WHAT IS BEING ASKED ▸
Search the listing below for the word "screenshot" and copy each line that holds it.
▬▬▬▬▬▬▬▬▬▬
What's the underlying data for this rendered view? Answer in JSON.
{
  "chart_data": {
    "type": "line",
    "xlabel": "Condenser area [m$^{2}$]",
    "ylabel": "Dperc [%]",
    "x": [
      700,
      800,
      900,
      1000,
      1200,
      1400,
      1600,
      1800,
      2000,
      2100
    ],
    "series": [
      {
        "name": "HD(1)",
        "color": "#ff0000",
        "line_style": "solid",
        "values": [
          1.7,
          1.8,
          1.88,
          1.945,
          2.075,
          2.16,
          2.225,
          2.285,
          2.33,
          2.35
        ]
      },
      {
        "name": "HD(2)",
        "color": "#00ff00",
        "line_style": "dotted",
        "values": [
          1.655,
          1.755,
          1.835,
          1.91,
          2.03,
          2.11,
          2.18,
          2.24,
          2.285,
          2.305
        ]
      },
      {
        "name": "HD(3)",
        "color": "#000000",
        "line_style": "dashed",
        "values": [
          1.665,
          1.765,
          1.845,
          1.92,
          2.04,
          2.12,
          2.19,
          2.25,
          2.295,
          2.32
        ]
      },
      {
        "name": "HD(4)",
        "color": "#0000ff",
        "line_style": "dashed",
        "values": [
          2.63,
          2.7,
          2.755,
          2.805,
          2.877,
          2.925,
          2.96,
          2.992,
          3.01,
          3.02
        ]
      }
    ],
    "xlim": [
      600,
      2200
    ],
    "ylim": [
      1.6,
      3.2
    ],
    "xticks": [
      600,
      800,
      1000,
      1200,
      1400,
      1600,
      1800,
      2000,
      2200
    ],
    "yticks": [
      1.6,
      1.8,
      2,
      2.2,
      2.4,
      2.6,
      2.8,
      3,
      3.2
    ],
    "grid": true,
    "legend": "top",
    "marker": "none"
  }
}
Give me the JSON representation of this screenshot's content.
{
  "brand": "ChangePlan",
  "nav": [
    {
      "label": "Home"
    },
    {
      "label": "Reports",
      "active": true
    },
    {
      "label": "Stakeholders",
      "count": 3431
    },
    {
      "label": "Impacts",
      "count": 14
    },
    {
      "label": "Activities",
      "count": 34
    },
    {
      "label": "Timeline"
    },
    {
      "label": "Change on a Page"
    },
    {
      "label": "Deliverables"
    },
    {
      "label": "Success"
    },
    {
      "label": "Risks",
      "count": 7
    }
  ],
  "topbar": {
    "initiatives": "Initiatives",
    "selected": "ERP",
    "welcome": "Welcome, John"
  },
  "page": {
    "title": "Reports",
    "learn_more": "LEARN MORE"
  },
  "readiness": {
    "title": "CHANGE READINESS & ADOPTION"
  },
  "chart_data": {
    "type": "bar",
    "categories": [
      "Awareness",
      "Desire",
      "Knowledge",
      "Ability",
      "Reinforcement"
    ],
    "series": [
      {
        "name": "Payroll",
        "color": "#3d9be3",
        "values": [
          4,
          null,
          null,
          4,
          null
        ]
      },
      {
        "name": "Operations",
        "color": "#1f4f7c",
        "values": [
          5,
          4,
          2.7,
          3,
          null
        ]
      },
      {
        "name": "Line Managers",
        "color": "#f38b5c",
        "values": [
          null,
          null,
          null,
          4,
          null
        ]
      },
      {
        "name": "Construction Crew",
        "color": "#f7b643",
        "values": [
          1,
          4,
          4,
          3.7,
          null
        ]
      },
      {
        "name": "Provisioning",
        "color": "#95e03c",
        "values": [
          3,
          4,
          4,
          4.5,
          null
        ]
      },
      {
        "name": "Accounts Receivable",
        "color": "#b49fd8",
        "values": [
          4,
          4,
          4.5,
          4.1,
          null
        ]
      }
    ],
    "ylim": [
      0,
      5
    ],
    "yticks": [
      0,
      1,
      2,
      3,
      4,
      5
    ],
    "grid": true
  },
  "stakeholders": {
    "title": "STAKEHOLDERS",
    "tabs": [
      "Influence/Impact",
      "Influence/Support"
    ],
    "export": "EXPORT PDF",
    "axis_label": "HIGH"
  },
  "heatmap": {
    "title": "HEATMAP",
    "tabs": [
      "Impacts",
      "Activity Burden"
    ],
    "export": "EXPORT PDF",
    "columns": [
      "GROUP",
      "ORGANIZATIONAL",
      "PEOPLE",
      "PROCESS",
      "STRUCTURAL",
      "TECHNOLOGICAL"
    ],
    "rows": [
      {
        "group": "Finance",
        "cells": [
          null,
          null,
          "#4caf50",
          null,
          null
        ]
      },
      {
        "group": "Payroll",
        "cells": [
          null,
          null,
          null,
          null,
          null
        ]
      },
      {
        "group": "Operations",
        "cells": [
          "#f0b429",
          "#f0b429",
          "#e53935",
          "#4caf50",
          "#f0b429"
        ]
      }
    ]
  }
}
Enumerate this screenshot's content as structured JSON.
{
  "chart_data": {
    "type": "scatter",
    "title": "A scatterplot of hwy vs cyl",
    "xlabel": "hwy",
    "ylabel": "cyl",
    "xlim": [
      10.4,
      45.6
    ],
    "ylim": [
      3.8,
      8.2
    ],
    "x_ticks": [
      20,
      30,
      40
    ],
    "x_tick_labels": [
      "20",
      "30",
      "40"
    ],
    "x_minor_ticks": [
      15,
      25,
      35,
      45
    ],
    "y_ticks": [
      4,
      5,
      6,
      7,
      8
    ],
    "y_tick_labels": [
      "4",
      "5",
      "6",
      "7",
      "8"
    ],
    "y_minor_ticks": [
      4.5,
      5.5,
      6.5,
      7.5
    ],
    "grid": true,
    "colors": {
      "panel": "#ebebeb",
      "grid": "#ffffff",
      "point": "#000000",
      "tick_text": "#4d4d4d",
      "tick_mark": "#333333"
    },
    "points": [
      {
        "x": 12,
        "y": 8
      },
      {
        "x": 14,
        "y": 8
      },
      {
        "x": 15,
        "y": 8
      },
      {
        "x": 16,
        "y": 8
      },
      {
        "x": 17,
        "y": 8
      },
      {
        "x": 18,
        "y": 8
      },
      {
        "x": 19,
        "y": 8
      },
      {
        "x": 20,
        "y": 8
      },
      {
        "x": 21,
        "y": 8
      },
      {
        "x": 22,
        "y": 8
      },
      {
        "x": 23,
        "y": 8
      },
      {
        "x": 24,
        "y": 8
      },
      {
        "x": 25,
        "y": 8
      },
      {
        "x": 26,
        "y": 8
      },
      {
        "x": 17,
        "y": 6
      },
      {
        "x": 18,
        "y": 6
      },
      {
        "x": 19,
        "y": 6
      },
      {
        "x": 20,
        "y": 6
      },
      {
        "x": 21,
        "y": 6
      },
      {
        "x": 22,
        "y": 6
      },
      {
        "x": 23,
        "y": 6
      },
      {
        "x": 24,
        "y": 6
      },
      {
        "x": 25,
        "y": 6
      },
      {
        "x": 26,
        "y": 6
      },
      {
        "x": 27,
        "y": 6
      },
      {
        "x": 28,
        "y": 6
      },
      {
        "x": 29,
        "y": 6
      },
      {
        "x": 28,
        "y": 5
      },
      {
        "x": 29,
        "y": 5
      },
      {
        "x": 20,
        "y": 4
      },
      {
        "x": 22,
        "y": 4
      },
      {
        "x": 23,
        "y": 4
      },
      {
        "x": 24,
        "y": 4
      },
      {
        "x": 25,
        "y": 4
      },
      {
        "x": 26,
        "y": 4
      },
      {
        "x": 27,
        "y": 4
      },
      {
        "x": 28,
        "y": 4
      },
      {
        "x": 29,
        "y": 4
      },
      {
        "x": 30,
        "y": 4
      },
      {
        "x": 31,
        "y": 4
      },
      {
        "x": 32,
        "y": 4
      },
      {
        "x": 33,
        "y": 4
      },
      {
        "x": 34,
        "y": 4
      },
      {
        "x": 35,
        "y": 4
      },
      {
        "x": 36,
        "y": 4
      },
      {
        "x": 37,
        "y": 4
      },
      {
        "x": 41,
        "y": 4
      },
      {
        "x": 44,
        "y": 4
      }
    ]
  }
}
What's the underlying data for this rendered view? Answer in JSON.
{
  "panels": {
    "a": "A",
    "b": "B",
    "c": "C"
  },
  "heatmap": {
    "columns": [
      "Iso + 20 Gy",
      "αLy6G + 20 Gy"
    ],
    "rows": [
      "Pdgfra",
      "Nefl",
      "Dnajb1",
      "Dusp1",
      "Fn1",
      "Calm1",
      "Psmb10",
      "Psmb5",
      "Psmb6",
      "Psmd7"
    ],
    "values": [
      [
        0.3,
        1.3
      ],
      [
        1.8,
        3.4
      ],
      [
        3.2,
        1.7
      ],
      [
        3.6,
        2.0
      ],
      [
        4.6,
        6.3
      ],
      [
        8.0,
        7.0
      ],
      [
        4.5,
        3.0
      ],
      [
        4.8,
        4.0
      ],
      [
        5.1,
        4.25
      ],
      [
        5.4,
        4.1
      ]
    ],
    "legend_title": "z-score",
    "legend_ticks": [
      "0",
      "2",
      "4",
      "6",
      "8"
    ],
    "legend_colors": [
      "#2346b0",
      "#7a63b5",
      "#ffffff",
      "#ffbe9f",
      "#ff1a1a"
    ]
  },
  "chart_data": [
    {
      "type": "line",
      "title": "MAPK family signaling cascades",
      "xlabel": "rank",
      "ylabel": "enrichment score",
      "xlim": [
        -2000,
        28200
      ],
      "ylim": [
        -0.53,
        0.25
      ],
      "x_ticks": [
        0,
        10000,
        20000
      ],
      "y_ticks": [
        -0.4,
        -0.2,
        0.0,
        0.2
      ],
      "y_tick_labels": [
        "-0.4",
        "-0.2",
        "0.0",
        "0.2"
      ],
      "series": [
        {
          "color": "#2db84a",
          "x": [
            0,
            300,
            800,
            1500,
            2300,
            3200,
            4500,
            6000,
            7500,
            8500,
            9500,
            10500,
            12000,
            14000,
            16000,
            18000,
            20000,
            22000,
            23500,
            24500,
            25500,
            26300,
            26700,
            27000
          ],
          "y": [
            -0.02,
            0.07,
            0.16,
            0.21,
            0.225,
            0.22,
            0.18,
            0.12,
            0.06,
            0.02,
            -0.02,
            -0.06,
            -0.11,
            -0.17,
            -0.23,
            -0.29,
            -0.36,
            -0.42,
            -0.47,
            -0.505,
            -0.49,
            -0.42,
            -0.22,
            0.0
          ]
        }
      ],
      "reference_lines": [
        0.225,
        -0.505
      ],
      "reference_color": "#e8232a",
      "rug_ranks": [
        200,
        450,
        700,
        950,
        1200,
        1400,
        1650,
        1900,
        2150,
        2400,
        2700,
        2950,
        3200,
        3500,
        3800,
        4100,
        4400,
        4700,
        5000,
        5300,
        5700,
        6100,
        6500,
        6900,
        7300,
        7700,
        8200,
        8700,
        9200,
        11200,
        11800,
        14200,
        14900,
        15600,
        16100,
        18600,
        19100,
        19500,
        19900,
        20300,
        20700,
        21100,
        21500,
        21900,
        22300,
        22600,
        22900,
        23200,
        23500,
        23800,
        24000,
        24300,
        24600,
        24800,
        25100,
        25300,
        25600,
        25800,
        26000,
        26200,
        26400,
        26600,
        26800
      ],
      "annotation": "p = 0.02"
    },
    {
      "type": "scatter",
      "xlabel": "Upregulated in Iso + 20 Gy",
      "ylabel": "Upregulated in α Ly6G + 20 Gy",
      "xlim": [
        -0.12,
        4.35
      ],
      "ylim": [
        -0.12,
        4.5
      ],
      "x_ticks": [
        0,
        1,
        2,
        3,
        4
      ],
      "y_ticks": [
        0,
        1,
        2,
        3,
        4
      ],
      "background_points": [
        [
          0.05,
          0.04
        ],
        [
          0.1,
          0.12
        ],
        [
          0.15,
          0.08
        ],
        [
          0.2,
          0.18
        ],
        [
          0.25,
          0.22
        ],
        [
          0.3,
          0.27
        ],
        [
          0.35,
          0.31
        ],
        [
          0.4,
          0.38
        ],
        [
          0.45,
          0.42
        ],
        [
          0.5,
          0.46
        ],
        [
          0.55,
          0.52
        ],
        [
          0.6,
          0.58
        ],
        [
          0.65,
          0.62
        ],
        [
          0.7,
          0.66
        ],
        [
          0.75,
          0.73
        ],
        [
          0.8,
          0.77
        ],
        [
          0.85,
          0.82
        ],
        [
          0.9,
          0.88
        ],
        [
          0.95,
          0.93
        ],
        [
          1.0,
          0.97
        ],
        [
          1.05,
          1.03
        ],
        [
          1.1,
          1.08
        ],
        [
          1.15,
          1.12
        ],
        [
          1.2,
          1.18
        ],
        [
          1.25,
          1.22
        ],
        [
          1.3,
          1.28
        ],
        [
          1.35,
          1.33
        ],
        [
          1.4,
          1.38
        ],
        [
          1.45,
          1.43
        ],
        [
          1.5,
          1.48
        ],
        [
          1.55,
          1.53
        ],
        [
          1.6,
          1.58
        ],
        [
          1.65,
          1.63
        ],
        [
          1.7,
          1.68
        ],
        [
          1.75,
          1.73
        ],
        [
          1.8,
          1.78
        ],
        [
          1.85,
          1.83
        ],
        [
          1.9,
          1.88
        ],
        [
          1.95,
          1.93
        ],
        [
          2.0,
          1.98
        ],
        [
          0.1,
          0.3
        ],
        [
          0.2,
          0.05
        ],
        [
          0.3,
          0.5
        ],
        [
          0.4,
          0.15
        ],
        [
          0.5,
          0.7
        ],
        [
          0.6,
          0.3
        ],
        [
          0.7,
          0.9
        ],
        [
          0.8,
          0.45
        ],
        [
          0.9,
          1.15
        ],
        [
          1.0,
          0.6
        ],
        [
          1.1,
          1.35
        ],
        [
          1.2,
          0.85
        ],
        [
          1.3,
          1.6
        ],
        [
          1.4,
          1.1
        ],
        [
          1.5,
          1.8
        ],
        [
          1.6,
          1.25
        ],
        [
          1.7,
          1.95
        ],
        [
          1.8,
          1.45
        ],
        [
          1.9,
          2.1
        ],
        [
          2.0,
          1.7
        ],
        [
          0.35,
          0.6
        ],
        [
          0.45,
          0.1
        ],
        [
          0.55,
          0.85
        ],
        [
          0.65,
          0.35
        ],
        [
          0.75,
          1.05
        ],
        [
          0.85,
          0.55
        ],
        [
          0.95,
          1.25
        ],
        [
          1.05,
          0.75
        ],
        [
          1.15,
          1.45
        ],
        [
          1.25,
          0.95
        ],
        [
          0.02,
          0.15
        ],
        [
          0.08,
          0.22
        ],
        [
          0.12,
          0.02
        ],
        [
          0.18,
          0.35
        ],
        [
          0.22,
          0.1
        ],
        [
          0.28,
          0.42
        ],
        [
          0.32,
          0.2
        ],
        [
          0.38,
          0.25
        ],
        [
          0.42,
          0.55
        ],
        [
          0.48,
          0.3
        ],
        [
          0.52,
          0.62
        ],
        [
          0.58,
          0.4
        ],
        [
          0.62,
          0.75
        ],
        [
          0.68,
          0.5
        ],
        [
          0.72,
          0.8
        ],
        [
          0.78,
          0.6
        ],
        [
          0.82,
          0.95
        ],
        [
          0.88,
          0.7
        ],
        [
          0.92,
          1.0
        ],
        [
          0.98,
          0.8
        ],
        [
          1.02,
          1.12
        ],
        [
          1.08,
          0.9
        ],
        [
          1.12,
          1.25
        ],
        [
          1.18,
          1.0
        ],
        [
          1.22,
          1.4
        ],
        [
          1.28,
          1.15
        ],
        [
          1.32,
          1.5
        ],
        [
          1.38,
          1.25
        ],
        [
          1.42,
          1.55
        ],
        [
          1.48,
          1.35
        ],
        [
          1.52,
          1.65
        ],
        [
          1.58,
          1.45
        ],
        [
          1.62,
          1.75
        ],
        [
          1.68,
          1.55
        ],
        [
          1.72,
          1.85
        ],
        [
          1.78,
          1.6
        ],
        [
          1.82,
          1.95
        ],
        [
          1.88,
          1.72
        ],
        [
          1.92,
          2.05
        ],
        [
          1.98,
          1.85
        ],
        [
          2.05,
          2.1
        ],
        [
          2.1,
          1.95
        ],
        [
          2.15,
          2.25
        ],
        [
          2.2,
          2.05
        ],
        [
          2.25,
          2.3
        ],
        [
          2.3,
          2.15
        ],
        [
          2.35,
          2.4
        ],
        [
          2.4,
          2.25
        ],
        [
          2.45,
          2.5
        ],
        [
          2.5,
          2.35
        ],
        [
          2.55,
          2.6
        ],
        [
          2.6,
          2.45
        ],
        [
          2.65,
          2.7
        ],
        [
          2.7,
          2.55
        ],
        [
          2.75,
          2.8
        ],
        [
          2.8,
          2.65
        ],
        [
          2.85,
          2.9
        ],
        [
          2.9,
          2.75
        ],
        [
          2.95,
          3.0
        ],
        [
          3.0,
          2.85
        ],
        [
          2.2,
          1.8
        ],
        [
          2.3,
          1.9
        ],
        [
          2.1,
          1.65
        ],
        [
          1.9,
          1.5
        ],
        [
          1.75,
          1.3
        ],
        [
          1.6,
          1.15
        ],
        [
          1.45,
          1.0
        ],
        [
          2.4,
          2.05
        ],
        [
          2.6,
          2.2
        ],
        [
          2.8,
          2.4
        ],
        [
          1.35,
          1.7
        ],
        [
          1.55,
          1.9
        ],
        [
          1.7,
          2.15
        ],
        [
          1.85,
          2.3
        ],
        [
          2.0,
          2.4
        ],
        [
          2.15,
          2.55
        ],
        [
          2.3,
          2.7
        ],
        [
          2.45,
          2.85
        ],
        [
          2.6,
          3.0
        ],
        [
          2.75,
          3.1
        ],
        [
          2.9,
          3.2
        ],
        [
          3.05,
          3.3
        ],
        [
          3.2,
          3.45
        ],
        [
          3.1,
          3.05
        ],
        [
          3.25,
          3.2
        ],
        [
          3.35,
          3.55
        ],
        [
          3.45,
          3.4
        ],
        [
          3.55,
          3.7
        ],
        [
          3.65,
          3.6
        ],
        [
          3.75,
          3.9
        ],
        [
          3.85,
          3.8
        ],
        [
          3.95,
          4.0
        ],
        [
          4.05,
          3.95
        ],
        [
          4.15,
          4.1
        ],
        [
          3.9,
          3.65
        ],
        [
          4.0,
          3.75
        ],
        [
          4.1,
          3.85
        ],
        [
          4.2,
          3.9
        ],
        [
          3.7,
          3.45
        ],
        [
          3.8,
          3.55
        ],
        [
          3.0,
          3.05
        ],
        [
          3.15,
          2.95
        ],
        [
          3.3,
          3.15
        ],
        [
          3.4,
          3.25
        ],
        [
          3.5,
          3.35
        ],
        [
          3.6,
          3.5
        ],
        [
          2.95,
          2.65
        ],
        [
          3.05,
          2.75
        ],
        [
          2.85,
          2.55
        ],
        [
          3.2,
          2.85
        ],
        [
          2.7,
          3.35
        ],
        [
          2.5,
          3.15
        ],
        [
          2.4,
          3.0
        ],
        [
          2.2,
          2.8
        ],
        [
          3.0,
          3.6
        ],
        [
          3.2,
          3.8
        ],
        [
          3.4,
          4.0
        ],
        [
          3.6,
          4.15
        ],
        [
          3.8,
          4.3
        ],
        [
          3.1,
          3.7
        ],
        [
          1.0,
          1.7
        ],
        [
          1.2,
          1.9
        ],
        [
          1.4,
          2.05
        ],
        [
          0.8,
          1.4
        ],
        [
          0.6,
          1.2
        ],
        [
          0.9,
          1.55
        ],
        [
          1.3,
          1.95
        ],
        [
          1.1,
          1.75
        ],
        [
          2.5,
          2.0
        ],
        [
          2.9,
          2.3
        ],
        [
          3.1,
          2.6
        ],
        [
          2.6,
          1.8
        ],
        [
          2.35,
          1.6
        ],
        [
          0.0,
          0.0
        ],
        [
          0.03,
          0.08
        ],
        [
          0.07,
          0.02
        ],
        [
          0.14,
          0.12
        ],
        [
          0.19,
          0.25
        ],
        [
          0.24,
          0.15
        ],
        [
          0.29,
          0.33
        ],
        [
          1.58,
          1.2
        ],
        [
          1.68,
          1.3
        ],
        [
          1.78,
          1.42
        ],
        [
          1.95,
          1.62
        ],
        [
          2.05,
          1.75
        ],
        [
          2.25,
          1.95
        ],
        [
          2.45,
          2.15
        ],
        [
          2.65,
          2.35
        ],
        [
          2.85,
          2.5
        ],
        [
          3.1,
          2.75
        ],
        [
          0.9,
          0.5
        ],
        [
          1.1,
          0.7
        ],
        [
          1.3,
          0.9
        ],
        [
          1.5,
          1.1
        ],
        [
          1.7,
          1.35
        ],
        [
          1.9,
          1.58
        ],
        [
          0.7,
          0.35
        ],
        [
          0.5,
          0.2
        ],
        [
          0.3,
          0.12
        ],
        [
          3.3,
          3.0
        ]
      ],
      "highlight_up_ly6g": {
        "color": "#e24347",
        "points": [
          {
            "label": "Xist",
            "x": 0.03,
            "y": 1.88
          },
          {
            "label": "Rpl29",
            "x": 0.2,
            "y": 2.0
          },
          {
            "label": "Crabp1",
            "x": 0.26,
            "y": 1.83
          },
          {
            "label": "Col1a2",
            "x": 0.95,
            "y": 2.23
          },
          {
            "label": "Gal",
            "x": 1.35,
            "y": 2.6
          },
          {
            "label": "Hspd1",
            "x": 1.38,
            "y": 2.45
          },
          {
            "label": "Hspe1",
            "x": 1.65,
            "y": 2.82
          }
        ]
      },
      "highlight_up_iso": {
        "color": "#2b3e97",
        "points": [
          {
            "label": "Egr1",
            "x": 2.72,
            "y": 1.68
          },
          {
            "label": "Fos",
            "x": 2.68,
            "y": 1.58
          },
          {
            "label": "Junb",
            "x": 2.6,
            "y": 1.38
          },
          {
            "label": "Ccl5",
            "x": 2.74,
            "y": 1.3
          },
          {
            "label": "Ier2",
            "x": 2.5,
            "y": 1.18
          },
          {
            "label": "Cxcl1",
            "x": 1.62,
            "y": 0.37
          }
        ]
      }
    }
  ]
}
▬▬▬▬▬▬▬▬▬▬
ANSWER TO THE PROBLEM ▸
Give me the JSON representation of this screenshot's content.
Enumerate this screenshot's content as structured JSON.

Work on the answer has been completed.